Sift the listing for lines that hold the string "Focus" and pull them out.
↓
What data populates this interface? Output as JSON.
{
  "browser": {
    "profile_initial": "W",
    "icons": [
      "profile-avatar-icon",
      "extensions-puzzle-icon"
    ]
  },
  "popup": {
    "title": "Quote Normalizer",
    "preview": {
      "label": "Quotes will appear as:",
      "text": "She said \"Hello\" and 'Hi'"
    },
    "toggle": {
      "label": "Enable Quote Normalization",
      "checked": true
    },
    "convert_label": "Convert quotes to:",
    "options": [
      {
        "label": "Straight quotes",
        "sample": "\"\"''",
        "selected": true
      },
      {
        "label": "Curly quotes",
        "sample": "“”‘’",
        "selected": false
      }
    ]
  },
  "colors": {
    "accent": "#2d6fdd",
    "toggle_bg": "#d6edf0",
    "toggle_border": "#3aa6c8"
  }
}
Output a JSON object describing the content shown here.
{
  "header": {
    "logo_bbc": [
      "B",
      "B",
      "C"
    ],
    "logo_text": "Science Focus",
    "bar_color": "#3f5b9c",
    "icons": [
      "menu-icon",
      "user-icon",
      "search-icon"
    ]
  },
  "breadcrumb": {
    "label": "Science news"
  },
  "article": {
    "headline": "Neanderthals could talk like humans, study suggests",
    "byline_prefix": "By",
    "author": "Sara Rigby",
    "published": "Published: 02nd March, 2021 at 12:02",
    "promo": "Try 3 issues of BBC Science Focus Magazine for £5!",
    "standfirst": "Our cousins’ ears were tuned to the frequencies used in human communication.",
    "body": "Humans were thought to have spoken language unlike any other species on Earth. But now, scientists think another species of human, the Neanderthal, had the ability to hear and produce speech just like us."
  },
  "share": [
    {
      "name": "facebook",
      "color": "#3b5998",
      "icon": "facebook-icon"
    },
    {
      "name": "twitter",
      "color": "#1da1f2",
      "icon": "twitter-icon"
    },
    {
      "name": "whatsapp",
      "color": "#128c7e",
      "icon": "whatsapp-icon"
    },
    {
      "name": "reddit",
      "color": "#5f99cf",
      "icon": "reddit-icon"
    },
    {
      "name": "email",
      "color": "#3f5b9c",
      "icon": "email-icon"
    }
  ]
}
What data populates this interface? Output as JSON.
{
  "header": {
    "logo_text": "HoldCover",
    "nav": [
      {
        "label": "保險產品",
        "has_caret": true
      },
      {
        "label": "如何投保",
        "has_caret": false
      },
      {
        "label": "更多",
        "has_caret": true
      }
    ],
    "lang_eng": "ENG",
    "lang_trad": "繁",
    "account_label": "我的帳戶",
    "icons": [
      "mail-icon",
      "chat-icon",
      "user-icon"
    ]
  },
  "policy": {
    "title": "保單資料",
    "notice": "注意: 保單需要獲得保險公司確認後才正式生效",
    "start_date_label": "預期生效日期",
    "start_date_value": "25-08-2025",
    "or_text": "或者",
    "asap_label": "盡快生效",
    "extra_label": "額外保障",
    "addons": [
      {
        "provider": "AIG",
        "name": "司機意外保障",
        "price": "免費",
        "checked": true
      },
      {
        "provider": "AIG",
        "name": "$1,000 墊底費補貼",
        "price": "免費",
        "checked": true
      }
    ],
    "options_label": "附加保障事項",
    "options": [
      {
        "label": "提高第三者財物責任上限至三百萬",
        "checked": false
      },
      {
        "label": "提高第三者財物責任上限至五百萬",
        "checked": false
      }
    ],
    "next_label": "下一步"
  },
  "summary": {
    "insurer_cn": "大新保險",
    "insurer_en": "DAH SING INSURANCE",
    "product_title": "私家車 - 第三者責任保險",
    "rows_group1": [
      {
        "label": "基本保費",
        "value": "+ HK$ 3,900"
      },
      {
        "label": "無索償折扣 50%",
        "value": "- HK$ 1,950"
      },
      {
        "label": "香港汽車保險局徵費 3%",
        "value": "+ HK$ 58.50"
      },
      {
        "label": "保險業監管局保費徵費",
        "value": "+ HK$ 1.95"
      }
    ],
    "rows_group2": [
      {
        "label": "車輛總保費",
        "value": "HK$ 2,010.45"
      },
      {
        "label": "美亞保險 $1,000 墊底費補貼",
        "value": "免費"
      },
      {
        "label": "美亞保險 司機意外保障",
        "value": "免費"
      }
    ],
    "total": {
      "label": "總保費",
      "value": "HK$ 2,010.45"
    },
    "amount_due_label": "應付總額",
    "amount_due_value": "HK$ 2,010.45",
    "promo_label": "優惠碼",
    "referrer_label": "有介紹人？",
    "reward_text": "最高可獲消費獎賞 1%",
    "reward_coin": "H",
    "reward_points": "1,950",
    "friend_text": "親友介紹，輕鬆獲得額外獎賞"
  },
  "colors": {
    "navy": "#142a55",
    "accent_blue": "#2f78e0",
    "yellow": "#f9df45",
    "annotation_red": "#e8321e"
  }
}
↑
▶ **Expected output**:
    "logo_text": "Science Focus",
    "promo": "Try 3 issues of BBC Science Focus Magazine for £5!",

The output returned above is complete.